**KUTIPAN**.
# # # # #

Manokwari, TP – Plt. Kepala Dinas Perindustrian dan Perdagangan (Disperindag) Provinsi Papua Barat, Kundrat Pattipi mengatakan, hingga sekarang provinsi Papua Barat belum memiliki Rumah Potong Hewan (RPH).
Dikatakan Pattipi, Disperindag Papua Barat memiliki beberapa sektor yang perlu didorong dan dikembangkan dalam rangka memberikan kontribusi Pendapatan Asli Daerah (PAD) bagi Provinsi Papua Barat.
Salah satunya, kata Pattipi, industri kecil menengah (IKM) rumahan. Dimana, ketika pelaku usaha IKM mengurus izin-izin usaha ke pemerintah daerah, otomatis mereka akan membayar ke kas daerah.
Diakui Pattipi, sejuah ini IKM rumahan di Papua Barat belum maksimal memberikan sumbangan PAD bagi Papua Barat khusus yang bergerak dibidang pangan.
Sebab, lanjut dia, ada sejumlah kendala yang dihadapi para pelaku IKM rumahan di Papua Barat yakni, belum adanya izin sertifikat halal dari produk makanan yang dihasilkan.

# # # # #

**SOAL 1**. Terjemahkan ke dalam bahasa Inggris kalimat berikut dari kutipan tentang Disperindag Papua Barat: "Dikatakan Pattipi, Disperindag Papua Barat memiliki beberapa sektor yang perlu didorong dan dikembangkan dalam rangka memberikan kontribusi Pendapatan Asli Daerah (PAD) bagi Provinsi Papua Barat."
Kutipan ini dan catatan yang menyertainya tidak saling berkaitan.

**Entri yang diambil dari sebuah koleksi**.
# # # # #

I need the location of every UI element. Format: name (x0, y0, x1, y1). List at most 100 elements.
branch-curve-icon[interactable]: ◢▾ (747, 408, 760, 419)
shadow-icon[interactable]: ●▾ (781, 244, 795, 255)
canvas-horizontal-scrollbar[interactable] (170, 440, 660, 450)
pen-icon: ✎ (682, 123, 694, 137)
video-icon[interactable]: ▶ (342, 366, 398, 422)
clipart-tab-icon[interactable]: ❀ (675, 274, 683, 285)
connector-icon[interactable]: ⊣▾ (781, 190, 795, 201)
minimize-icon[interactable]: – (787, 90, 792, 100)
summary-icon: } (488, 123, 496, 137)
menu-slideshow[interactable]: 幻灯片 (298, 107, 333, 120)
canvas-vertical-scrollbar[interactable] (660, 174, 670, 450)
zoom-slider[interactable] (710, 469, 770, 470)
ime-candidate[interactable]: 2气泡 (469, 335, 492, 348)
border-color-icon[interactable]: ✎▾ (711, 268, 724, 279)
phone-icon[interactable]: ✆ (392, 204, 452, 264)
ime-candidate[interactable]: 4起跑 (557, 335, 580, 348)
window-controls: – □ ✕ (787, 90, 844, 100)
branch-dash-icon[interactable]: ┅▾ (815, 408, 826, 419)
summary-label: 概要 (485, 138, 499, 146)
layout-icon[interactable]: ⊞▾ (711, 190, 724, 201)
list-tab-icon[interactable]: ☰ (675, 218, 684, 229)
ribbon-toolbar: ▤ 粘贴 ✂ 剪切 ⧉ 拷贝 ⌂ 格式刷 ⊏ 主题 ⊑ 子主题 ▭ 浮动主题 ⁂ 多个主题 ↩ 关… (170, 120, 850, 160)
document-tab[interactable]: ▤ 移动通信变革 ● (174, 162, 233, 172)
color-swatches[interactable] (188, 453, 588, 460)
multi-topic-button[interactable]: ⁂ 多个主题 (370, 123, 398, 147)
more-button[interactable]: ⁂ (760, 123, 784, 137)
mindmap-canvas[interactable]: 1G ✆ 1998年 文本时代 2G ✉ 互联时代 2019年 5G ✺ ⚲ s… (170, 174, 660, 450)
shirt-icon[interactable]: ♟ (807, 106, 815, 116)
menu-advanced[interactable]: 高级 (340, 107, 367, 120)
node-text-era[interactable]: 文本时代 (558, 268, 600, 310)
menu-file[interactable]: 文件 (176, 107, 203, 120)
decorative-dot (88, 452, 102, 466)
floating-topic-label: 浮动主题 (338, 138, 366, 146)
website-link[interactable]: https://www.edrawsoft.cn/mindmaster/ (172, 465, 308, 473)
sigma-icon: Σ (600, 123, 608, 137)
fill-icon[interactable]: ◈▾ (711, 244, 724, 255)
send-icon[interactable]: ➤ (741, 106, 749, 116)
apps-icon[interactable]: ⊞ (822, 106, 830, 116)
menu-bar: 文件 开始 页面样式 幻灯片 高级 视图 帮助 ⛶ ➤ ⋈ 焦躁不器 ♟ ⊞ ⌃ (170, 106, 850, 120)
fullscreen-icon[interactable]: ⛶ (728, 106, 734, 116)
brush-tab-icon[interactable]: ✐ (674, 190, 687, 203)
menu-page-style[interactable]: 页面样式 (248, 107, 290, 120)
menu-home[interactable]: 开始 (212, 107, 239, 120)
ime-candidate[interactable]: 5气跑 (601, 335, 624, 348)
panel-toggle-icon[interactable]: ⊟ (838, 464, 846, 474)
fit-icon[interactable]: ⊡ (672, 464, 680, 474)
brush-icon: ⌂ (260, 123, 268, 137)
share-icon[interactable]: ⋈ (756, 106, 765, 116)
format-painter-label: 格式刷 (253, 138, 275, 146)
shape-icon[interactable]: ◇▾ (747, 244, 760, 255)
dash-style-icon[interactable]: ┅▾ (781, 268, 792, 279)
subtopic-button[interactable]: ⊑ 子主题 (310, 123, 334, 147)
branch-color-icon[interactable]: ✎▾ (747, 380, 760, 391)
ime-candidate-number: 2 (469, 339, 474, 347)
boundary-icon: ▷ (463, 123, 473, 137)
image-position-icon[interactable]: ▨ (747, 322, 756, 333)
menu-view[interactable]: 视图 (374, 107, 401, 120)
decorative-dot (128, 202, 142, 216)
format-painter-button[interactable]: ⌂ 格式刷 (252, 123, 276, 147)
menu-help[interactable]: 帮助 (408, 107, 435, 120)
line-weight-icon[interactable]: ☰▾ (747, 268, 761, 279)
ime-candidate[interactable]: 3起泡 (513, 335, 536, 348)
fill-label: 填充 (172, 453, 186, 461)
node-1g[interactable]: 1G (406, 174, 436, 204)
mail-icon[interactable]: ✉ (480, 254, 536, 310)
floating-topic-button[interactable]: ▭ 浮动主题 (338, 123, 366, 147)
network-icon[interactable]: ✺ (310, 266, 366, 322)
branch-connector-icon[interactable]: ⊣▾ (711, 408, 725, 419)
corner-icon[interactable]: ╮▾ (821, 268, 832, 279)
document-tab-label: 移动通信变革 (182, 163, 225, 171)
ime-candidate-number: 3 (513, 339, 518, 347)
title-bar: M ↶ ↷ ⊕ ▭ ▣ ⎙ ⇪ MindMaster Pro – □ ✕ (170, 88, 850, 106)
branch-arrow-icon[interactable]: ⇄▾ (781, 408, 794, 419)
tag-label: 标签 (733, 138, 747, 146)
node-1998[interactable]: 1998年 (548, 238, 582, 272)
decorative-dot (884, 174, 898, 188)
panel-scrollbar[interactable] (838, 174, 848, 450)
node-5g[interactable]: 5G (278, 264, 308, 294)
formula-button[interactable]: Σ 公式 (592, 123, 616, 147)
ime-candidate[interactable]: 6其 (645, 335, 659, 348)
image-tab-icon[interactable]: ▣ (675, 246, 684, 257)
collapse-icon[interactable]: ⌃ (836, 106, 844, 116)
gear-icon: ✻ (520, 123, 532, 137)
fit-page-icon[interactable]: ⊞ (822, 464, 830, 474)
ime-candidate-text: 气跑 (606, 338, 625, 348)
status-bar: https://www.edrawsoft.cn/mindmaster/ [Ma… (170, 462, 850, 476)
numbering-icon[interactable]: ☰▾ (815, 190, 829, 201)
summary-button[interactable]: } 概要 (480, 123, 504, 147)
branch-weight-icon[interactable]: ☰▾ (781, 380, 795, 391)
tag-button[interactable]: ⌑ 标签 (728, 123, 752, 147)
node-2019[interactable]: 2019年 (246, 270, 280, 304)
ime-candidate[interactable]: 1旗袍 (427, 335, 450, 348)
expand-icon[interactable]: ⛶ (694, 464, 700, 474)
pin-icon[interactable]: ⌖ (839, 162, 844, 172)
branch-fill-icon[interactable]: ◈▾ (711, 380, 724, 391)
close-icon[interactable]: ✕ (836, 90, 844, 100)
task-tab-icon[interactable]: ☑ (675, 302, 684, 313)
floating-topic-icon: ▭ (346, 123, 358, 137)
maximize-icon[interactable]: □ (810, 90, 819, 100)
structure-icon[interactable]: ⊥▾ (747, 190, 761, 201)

# # # # #

**SOAL 2**. Cetak ulang tanpa perubahan baris-baris catatan dari baris pertama catatan hingga baris yang memuat "brush-tab-icon[interactable]: ✐ (674, 190, 687, 203)", termasuk kedua ujungnya.

**JAWABAN 1**. According to Pattipi, the West Papua Disperindag has several sectors that need to be encouraged and developed in order to contribute Locally-Generated Revenue (PAD) to West Papua Province.

**JAWABAN 2**.
I need the location of every UI element. Format: name (x0, y0, x1, y1). List at most 100 elements.
branch-curve-icon[interactable]: ◢▾ (747, 408, 760, 419)
shadow-icon[interactable]: ●▾ (781, 244, 795, 255)
canvas-horizontal-scrollbar[interactable] (170, 440, 660, 450)
pen-icon: ✎ (682, 123, 694, 137)
video-icon[interactable]: ▶ (342, 366, 398, 422)
clipart-tab-icon[interactable]: ❀ (675, 274, 683, 285)
connector-icon[interactable]: ⊣▾ (781, 190, 795, 201)
minimize-icon[interactable]: – (787, 90, 792, 100)
summary-icon: } (488, 123, 496, 137)
menu-slideshow[interactable]: 幻灯片 (298, 107, 333, 120)
canvas-vertical-scrollbar[interactable] (660, 174, 670, 450)
zoom-slider[interactable] (710, 469, 770, 470)
ime-candidate[interactable]: 2气泡 (469, 335, 492, 348)
border-color-icon[interactable]: ✎▾ (711, 268, 724, 279)
phone-icon[interactable]: ✆ (392, 204, 452, 264)
ime-candidate[interactable]: 4起跑 (557, 335, 580, 348)
window-controls: – □ ✕ (787, 90, 844, 100)
branch-dash-icon[interactable]: ┅▾ (815, 408, 826, 419)
summary-label: 概要 (485, 138, 499, 146)
layout-icon[interactable]: ⊞▾ (711, 190, 724, 201)
list-tab-icon[interactable]: ☰ (675, 218, 684, 229)
ribbon-toolbar: ▤ 粘贴 ✂ 剪切 ⧉ 拷贝 ⌂ 格式刷 ⊏ 主题 ⊑ 子主题 ▭ 浮动主题 ⁂ 多个主题 ↩ 关… (170, 120, 850, 160)
document-tab[interactable]: ▤ 移动通信变革 ● (174, 162, 233, 172)
color-swatches[interactable] (188, 453, 588, 460)
multi-topic-button[interactable]: ⁂ 多个主题 (370, 123, 398, 147)
more-button[interactable]: ⁂ (760, 123, 784, 137)
mindmap-canvas[interactable]: 1G ✆ 1998年 文本时代 2G ✉ 互联时代 2019年 5G ✺ ⚲ s… (170, 174, 660, 450)
shirt-icon[interactable]: ♟ (807, 106, 815, 116)
menu-advanced[interactable]: 高级 (340, 107, 367, 120)
node-text-era[interactable]: 文本时代 (558, 268, 600, 310)
menu-file[interactable]: 文件 (176, 107, 203, 120)
decorative-dot (88, 452, 102, 466)
floating-topic-label: 浮动主题 (338, 138, 366, 146)
website-link[interactable]: https://www.edrawsoft.cn/mindmaster/ (172, 465, 308, 473)
sigma-icon: Σ (600, 123, 608, 137)
fill-icon[interactable]: ◈▾ (711, 244, 724, 255)
send-icon[interactable]: ➤ (741, 106, 749, 116)
apps-icon[interactable]: ⊞ (822, 106, 830, 116)
menu-bar: 文件 开始 页面样式 幻灯片 高级 视图 帮助 ⛶ ➤ ⋈ 焦躁不器 ♟ ⊞ ⌃ (170, 106, 850, 120)
fullscreen-icon[interactable]: ⛶ (728, 106, 734, 116)
brush-tab-icon[interactable]: ✐ (674, 190, 687, 203)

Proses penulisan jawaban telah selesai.